Goal:
Reproduce the listing below character for character; drop every image.

** START **

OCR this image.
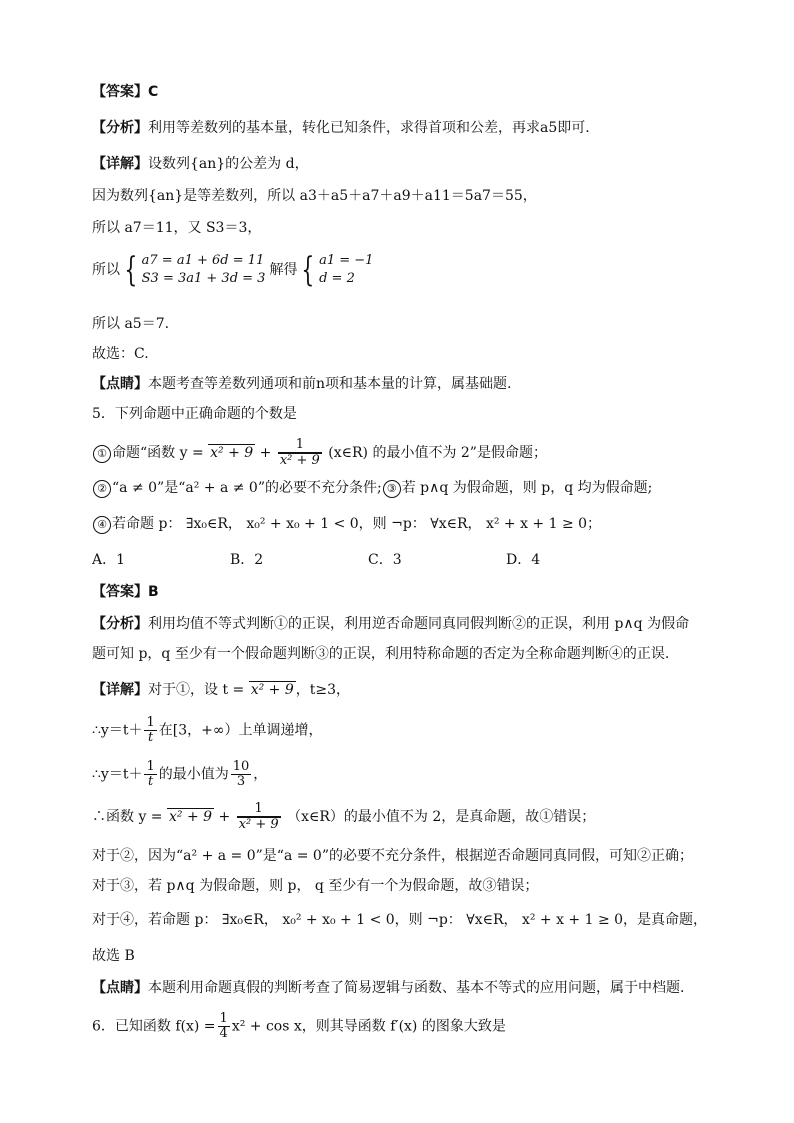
【答案】C
【分析】利用等差数列的基本量，转化已知条件，求得首项和公差，再求a5即可.
【详解】设数列{an}的公差为 d，
因为数列{an}是等差数列，所以 a3＋a5＋a7＋a9＋a11＝5a7＝55，
所以 a7＝11，又 S3＝3，
所以 { a7 = a1 + 6d = 11
S3 = 3a1 + 3d = 3
解得 { a1 = −1
d = 2
所以 a5＝7.
故选：C.
【点睛】本题考查等差数列通项和前n项和基本量的计算，属基础题.
5．下列命题中正确命题的个数是
① 命题“函数 $y = x^2 + 9 + \frac{1}{\text{x² + 9}}$ (x∈R) 的最小值不为 2”是假命题；
② “a ≠ 0”是“a² + a ≠ 0”的必要不充分条件; ③ 若 p∧q 为假命题，则 p，q 均为假命题;
④ 若命题 p： ∃x₀∈R， x₀² + x₀ + 1 < 0，则 ¬p： ∀x∈R， x² + x + 1 ≥ 0；
A．1	B．2	C．3	D．4
【答案】B
【分析】利用均值不等式判断①的正误，利用逆否命题同真同假判断②的正误，利用 p∧q 为假命
题可知 p，q 至少有一个假命题判断③的正误，利用特称命题的否定为全称命题判断④的正误.
【详解】对于①，设 t = x² + 9 ，t≥3，
∴y＝t＋ $\frac{1}{t}$ 在[3，+∞）上单调递增，
∴y＝t＋ $\frac{1}{t}$ 的最小值为 $\frac{10}{3}$ ，
∴函数 $y = x^2 + 9 + \frac{1}{\text{x² + 9}}$ （x∈R）的最小值不为 2，是真命题，故①错误；
对于②，因为“a² + a = 0”是“a = 0”的必要不充分条件，根据逆否命题同真同假，可知②正确；
对于③，若 p∧q 为假命题，则 p， q 至少有一个为假命题，故③错误；
对于④，若命题 p： ∃x₀∈R， x₀² + x₀ + 1 < 0，则 ¬p： ∀x∈R， x² + x + 1 ≥ 0，是真命题，
故选 B
【点睛】本题利用命题真假的判断考查了简易逻辑与函数、基本不等式的应用问题，属于中档题.
6．已知函数 $f(x) = \frac{1}{4} x^2 + \cos x$，则其导函数 f′(x) 的图象大致是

** END **

Solution below:
OCR this image.
【答案】C
【分析】利用等差数列的基本量，转化已知条件，求得首项和公差，再求a5即可.
【详解】设数列{an}的公差为 d，
因为数列{an}是等差数列，所以 a3＋a5＋a7＋a9＋a11＝5a7＝55，
所以 a7＝11，又 S3＝3，
所以 { a7 = a1 + 6d = 11
S3 = 3a1 + 3d = 3
解得 { a1 = −1
d = 2
所以 a5＝7.
故选：C.
【点睛】本题考查等差数列通项和前n项和基本量的计算，属基础题.
5．下列命题中正确命题的个数是
① 命题“函数 $y = x^2 + 9 + \frac{1}{\text{x² + 9}}$ (x∈R) 的最小值不为 2”是假命题；
② “a ≠ 0”是“a² + a ≠ 0”的必要不充分条件; ③ 若 p∧q 为假命题，则 p，q 均为假命题;
④ 若命题 p： ∃x₀∈R， x₀² + x₀ + 1 < 0，则 ¬p： ∀x∈R， x² + x + 1 ≥ 0；
A．1	B．2	C．3	D．4
【答案】B
【分析】利用均值不等式判断①的正误，利用逆否命题同真同假判断②的正误，利用 p∧q 为假命
题可知 p，q 至少有一个假命题判断③的正误，利用特称命题的否定为全称命题判断④的正误.
【详解】对于①，设 t = x² + 9 ，t≥3，
∴y＝t＋ $\frac{1}{t}$ 在[3，+∞）上单调递增，
∴y＝t＋ $\frac{1}{t}$ 的最小值为 $\frac{10}{3}$ ，
∴函数 $y = x^2 + 9 + \frac{1}{\text{x² + 9}}$ （x∈R）的最小值不为 2，是真命题，故①错误；
对于②，因为“a² + a = 0”是“a = 0”的必要不充分条件，根据逆否命题同真同假，可知②正确；
对于③，若 p∧q 为假命题，则 p， q 至少有一个为假命题，故③错误；
对于④，若命题 p： ∃x₀∈R， x₀² + x₀ + 1 < 0，则 ¬p： ∀x∈R， x² + x + 1 ≥ 0，是真命题，
故选 B
【点睛】本题利用命题真假的判断考查了简易逻辑与函数、基本不等式的应用问题，属于中档题.
6．已知函数 $f(x) = \frac{1}{4} x^2 + \cos x$，则其导函数 f′(x) 的图象大致是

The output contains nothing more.